• Lo que se pide: Escribe la continuación del texto que compara la democracia liberal con un Oxxo, a partir de su última oración.

• Texto para leer:
▶
Ciudad de México; 5 de septiembre de 2025
Xotxe García*
Imagina que estás perdido en un desierto. Tienes sed y solo llevas efectivo. ¿A quién le compras lo indispensable para sobrevivir? ¿A las piedras? De pronto aparece un Oxxo en el horizonte. Entras y frente a ti hay dos refrigeradores enormes: uno lleno de Coca-Cola y otro de Pepsi. ¿Cuál eliges? Déjame tu respuesta en los comentarios antes de seguir leyendo.
Así comienzo casi siempre mis cursos, sin importar la materia. En este ciclo la mayoría se inclinó por la Coca en una proporción de 2 a 1. ¿Y por qué debería interesarte? Pues porque este pequeño ejercicio refleja tendencias y el llamado “espíritu de época”. Además, hay que señalar dos errores argumentales en nuestra analogía. En primer lugar es un falso dilema: en un Oxxo hay mucho más que refrescos. Y en segundo, ¿quién abriría un Oxxo en medio del desierto? ¿A quién le vendería sus productos?
Ahora bien: imagina que la democracia liberal es ese Oxxo imaginario y los refrigeradores son los partidos políticos. A menudo los medios insisten en reducir la oferta a dos opciones: “el oficialismo” o “la oposición”. Puede haber más marcas dentro de los refrigeradores pero siempre terminan agrupadas en un bloque. Y, al igual que los refrescos, ninguna de esas opciones satisface de verdad nuestras necesidades.
◀
• Fragmentos de datos:
▶
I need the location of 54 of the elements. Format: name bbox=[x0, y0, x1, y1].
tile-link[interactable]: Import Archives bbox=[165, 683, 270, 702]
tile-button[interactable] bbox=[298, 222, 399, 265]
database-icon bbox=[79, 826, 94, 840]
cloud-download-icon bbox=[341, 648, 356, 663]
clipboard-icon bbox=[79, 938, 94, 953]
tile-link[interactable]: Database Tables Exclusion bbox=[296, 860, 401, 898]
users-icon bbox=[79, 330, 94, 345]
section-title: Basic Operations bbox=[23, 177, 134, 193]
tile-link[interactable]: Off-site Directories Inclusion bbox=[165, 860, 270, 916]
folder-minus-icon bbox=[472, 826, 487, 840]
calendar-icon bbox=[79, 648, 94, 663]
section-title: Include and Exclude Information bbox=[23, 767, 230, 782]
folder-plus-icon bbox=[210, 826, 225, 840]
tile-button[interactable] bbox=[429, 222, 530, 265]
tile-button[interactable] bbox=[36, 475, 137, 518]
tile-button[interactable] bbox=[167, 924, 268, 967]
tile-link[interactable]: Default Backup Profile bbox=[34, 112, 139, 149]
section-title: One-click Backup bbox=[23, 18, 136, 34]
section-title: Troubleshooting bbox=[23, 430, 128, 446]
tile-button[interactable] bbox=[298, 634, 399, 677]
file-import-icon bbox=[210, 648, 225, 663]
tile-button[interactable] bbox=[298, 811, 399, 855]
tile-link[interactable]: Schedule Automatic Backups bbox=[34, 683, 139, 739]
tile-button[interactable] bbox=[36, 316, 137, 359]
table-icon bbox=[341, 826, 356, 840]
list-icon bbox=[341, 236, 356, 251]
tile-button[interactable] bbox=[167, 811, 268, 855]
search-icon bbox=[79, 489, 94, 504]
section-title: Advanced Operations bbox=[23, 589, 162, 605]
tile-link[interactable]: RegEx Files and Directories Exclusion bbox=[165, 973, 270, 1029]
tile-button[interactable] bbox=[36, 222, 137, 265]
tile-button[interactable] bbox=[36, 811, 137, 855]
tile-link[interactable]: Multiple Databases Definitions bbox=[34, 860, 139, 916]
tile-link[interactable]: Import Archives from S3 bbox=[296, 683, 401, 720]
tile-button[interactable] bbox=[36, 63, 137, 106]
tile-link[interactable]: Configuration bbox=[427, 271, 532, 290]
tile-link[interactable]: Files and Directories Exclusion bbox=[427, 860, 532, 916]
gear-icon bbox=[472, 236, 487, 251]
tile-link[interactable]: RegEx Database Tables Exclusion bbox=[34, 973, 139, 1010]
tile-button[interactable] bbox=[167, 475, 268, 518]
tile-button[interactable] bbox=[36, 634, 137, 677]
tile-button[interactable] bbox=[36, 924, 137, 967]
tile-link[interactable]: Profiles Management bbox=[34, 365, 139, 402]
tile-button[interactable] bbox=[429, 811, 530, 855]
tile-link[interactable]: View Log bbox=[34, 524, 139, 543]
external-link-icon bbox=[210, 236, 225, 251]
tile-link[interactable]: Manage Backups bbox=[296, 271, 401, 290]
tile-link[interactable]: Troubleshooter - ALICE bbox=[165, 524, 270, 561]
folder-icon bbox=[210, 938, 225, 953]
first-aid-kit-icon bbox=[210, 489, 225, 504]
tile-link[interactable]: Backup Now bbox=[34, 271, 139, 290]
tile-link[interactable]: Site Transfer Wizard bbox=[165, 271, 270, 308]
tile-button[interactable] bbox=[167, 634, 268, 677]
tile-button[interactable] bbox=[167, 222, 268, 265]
◀
• Resultado de la tarea:
Como explica Zizek en La guía perversa de la ideología, los refrescos no quitan la sed: la intensifican. Es la temperatura y el gas lo que produce la sensación de frescura, obligándote a seguir bebiendo.

«¿Y el agua?”, seguramente preguntarás. Si lo hiciste desde el principio, felicidades: pensaste críticamente. Porque, como en nuestra analogía, la opción realmente satisfactoria ni siquiera está contemplada. Lo mismo ocurre con nuestra democracia: se nos venden alternativas “refrescantes” mientras nos despojan de la única que podría saciar nuestra sed. Incluso, nos venden el agua embotellada luego de secar los manantiales y contaminar los ríos.
“Pero en el OXXO también venden chelas”, habrán pensado otros. Sin embargo, como el alcohol, muchas novedades políticas parecen atractivas e innovadoras, pero tras la euforia inicial nos hacen malacopear: generan ira y miedo, materia prima que retroalimenta al fascismo. Las chelas de este Oxxo político son como las ideas “fatxas”: tentadoras, disruptivas, pero incapaces de hidratarnos. Así, parafraseando a Mark Fisher: es más fácil imaginar el colapso de la democracia que una alternativa real a su lógica interna.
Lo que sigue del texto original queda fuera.